Repeat each record below exactly, dropping the pictures.

Saved entries
## Begin

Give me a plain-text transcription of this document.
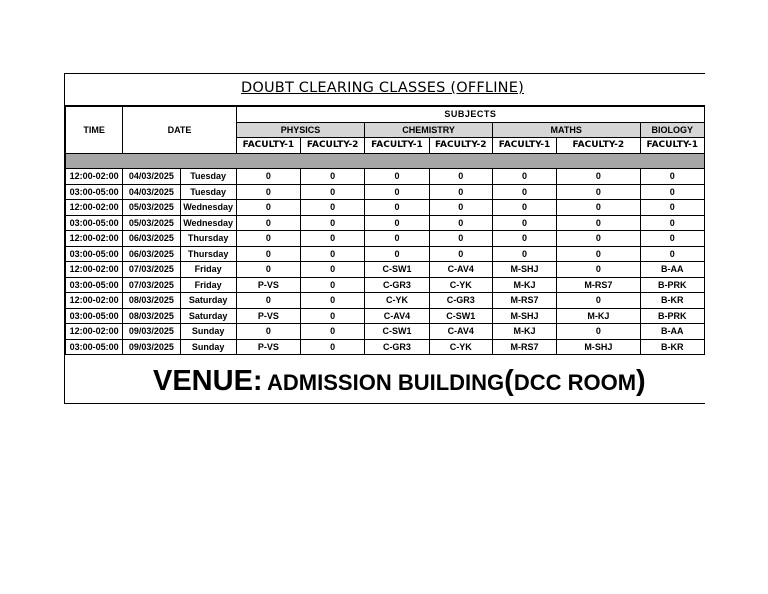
DOUBT CLEARING CLASSES (OFFLINE)
TIME	DATE		SUBJECTS						
			PHYSICS		CHEMISTRY		MATHS		BIOLOGY
			FACULTY-1	FACULTY-2	FACULTY-1	FACULTY-2	FACULTY-1	FACULTY-2	FACULTY-1

12:00-02:00	04/03/2025	Tuesday	0	0	0	0	0	0	0
03:00-05:00	04/03/2025	Tuesday	0	0	0	0	0	0	0
12:00-02:00	05/03/2025	Wednesday	0	0	0	0	0	0	0
03:00-05:00	05/03/2025	Wednesday	0	0	0	0	0	0	0
12:00-02:00	06/03/2025	Thursday	0	0	0	0	0	0	0
03:00-05:00	06/03/2025	Thursday	0	0	0	0	0	0	0
12:00-02:00	07/03/2025	Friday	0	0	C-SW1	C-AV4	M-SHJ	0	B-AA
03:00-05:00	07/03/2025	Friday	P-VS	0	C-GR3	C-YK	M-KJ	M-RS7	B-PRK
12:00-02:00	08/03/2025	Saturday	0	0	C-YK	C-GR3	M-RS7	0	B-KR
03:00-05:00	08/03/2025	Saturday	P-VS	0	C-AV4	C-SW1	M-SHJ	M-KJ	B-PRK
12:00-02:00	09/03/2025	Sunday	0	0	C-SW1	C-AV4	M-KJ	0	B-AA
03:00-05:00	09/03/2025	Sunday	P-VS	0	C-GR3	C-YK	M-RS7	M-SHJ	B-KR
VENUE: ADMISSION BUILDING(DCC ROOM)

## End

→ Problem solution:
Give me a plain-text transcription of this document.
DOUBT CLEARING CLASSES (OFFLINE)
TIME	DATE		SUBJECTS						
			PHYSICS		CHEMISTRY		MATHS		BIOLOGY
			FACULTY-1	FACULTY-2	FACULTY-1	FACULTY-2	FACULTY-1	FACULTY-2	FACULTY-1

12:00-02:00	04/03/2025	Tuesday	0	0	0	0	0	0	0
03:00-05:00	04/03/2025	Tuesday	0	0	0	0	0	0	0
12:00-02:00	05/03/2025	Wednesday	0	0	0	0	0	0	0
03:00-05:00	05/03/2025	Wednesday	0	0	0	0	0	0	0
12:00-02:00	06/03/2025	Thursday	0	0	0	0	0	0	0
03:00-05:00	06/03/2025	Thursday	0	0	0	0	0	0	0
12:00-02:00	07/03/2025	Friday	0	0	C-SW1	C-AV4	M-SHJ	0	B-AA
03:00-05:00	07/03/2025	Friday	P-VS	0	C-GR3	C-YK	M-KJ	M-RS7	B-PRK
12:00-02:00	08/03/2025	Saturday	0	0	C-YK	C-GR3	M-RS7	0	B-KR
03:00-05:00	08/03/2025	Saturday	P-VS	0	C-AV4	C-SW1	M-SHJ	M-KJ	B-PRK
12:00-02:00	09/03/2025	Sunday	0	0	C-SW1	C-AV4	M-KJ	0	B-AA
03:00-05:00	09/03/2025	Sunday	P-VS	0	C-GR3	C-YK	M-RS7	M-SHJ	B-KR
VENUE: ADMISSION BUILDING(DCC ROOM)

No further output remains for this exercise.